___ MATERIAL SHOWN ___
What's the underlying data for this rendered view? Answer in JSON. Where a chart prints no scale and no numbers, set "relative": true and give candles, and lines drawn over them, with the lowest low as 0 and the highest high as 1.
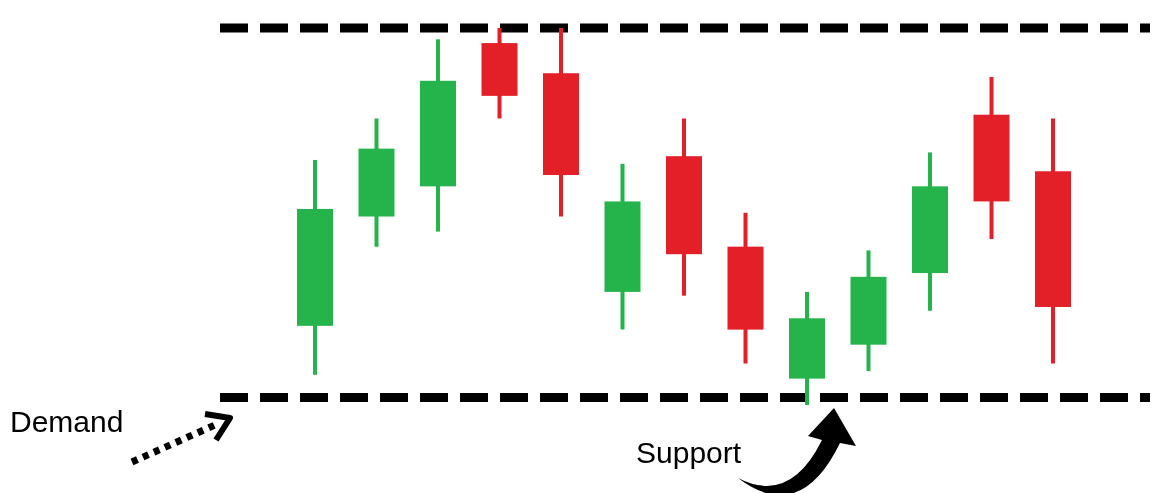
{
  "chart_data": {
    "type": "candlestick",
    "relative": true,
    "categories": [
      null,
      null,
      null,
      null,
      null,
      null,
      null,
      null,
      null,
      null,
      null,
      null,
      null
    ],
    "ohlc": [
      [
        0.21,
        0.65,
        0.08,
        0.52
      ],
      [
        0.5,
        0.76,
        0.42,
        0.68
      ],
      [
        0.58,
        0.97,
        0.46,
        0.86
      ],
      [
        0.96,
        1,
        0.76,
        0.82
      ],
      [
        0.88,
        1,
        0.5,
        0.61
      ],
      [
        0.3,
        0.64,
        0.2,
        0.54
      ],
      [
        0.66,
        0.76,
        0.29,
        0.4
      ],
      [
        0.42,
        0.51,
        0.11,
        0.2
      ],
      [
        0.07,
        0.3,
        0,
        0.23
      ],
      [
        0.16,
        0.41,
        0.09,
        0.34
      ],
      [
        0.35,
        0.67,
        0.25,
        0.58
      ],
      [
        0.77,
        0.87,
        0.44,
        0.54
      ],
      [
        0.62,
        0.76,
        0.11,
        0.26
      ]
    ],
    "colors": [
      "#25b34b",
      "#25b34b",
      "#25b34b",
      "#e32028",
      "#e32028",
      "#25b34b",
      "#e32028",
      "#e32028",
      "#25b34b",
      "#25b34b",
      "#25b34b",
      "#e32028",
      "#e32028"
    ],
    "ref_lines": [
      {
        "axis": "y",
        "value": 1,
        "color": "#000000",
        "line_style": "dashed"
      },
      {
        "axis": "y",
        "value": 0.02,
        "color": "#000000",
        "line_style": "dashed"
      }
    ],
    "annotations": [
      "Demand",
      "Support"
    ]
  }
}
___
TASK TO CARRY OUT >> Each entry shown above must be quoted exactly, with its pictures left out.

SOLUTION TO THE PROBLEM >>
What's the underlying data for this rendered view? Answer in JSON. Where a chart prints no scale and no numbers, set "relative": true and give candles, and lines drawn over them, with the lowest low as 0 and the highest high as 1.
{
  "chart_data": {
    "type": "candlestick",
    "relative": true,
    "categories": [
      null,
      null,
      null,
      null,
      null,
      null,
      null,
      null,
      null,
      null,
      null,
      null,
      null
    ],
    "ohlc": [
      [
        0.21,
        0.65,
        0.08,
        0.52
      ],
      [
        0.5,
        0.76,
        0.42,
        0.68
      ],
      [
        0.58,
        0.97,
        0.46,
        0.86
      ],
      [
        0.96,
        1,
        0.76,
        0.82
      ],
      [
        0.88,
        1,
        0.5,
        0.61
      ],
      [
        0.3,
        0.64,
        0.2,
        0.54
      ],
      [
        0.66,
        0.76,
        0.29,
        0.4
      ],
      [
        0.42,
        0.51,
        0.11,
        0.2
      ],
      [
        0.07,
        0.3,
        0,
        0.23
      ],
      [
        0.16,
        0.41,
        0.09,
        0.34
      ],
      [
        0.35,
        0.67,
        0.25,
        0.58
      ],
      [
        0.77,
        0.87,
        0.44,
        0.54
      ],
      [
        0.62,
        0.76,
        0.11,
        0.26
      ]
    ],
    "colors": [
      "#25b34b",
      "#25b34b",
      "#25b34b",
      "#e32028",
      "#e32028",
      "#25b34b",
      "#e32028",
      "#e32028",
      "#25b34b",
      "#25b34b",
      "#25b34b",
      "#e32028",
      "#e32028"
    ],
    "ref_lines": [
      {
        "axis": "y",
        "value": 1,
        "color": "#000000",
        "line_style": "dashed"
      },
      {
        "axis": "y",
        "value": 0.02,
        "color": "#000000",
        "line_style": "dashed"
      }
    ],
    "annotations": [
      "Demand",
      "Support"
    ]
  }
}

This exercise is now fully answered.